__WRITTEN PROBLEM__:
Find all the lines with "Sage" and gather them.

__SUPPLIED ENTRIES__:
=====
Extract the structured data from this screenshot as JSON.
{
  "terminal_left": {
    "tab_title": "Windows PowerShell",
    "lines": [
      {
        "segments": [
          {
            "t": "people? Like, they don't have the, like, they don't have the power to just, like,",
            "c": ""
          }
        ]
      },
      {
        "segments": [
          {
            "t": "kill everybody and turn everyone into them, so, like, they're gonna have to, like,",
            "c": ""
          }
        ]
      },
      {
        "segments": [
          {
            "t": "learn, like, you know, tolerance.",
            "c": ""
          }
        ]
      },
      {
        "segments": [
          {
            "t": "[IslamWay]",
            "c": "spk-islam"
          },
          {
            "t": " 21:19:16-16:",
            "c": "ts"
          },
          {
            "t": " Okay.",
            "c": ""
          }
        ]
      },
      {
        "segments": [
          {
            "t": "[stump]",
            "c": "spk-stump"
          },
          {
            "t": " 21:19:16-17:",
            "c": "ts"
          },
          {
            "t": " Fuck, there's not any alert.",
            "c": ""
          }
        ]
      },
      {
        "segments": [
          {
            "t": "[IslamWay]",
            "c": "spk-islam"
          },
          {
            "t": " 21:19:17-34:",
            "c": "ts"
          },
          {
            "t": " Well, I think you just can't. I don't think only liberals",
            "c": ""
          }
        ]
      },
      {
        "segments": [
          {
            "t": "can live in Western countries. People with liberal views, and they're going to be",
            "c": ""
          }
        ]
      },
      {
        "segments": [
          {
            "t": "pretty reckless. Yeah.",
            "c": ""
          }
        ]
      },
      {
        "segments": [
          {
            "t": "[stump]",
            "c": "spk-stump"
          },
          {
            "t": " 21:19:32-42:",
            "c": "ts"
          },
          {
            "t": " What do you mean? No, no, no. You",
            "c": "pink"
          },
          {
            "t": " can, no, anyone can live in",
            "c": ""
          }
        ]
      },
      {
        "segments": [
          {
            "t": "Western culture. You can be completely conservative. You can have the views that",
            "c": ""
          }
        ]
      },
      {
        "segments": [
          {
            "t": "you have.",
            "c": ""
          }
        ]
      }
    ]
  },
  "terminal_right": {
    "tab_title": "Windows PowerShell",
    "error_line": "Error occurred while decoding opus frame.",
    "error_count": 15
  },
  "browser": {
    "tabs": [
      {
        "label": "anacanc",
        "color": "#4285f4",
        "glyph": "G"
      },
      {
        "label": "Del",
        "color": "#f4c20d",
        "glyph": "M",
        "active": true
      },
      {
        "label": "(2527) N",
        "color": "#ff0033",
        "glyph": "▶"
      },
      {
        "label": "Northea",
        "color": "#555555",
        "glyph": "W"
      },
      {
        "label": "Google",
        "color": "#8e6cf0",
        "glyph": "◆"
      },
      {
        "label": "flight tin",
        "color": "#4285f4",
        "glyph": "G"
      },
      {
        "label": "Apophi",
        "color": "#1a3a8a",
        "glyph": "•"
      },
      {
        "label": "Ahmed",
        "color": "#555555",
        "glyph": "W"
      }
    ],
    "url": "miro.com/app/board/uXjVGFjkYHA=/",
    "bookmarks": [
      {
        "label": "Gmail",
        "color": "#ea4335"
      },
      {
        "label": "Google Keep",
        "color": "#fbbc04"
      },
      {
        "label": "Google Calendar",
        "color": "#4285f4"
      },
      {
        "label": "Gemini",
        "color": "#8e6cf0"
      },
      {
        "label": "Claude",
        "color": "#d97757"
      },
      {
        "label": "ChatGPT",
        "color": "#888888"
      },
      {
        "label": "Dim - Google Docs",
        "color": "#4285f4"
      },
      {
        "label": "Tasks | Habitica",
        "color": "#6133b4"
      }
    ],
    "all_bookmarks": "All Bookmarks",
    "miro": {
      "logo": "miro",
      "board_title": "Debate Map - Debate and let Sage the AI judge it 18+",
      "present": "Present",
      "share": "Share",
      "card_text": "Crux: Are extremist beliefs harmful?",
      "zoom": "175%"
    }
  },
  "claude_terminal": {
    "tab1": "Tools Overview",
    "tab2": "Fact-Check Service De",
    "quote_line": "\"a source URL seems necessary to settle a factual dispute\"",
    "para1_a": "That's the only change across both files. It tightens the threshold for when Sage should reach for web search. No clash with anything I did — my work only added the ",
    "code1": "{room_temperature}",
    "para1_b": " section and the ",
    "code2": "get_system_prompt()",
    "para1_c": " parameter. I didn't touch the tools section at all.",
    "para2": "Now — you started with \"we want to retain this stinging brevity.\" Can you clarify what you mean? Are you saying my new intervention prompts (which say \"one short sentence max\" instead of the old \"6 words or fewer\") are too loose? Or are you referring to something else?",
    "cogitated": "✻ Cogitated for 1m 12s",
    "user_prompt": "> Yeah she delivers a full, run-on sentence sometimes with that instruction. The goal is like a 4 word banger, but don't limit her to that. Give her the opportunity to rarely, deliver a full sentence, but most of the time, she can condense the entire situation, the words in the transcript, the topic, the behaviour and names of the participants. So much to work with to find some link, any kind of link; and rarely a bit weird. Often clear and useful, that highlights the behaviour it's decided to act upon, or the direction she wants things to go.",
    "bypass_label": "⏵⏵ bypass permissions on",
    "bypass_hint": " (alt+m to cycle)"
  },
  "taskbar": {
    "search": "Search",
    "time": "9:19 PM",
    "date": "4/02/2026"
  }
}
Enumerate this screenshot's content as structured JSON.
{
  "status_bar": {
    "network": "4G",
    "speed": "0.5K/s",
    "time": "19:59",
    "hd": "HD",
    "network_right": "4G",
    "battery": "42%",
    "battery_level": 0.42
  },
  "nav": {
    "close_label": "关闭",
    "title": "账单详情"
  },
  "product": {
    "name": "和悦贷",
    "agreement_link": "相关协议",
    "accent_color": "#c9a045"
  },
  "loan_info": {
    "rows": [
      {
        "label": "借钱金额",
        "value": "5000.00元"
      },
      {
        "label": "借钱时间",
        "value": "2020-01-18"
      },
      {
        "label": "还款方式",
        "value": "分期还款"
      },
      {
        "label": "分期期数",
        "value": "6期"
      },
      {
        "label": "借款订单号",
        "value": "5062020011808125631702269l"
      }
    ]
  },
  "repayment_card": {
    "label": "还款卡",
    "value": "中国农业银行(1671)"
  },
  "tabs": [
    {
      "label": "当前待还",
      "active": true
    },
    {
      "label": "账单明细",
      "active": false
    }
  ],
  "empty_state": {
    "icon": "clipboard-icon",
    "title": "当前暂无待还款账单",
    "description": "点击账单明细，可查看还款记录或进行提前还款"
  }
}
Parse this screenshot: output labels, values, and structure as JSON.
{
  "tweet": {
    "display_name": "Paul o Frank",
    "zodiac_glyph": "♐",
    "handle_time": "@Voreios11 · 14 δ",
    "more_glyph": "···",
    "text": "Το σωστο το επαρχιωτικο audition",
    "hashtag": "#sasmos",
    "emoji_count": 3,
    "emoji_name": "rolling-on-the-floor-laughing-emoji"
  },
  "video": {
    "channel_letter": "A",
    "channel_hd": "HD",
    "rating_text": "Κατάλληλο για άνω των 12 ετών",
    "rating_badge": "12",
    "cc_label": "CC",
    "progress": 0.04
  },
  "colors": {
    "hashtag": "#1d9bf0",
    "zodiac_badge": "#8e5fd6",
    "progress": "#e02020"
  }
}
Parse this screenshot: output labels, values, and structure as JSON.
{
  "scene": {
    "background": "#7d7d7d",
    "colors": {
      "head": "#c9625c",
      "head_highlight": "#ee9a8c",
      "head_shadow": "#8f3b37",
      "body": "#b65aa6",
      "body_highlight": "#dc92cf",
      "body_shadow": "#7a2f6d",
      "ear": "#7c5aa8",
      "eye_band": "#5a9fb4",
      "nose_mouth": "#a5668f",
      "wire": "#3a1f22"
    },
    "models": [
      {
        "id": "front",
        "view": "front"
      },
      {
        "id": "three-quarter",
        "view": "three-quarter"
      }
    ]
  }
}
=====
__FINISHED TASK__:
      "board_title": "Debate Map - Debate and let Sage the AI judge it 18+",
    "para1_a": "That's the only change across both files. It tightens the threshold for when Sage should reach for web search. No clash with anything I did — my work only added the ",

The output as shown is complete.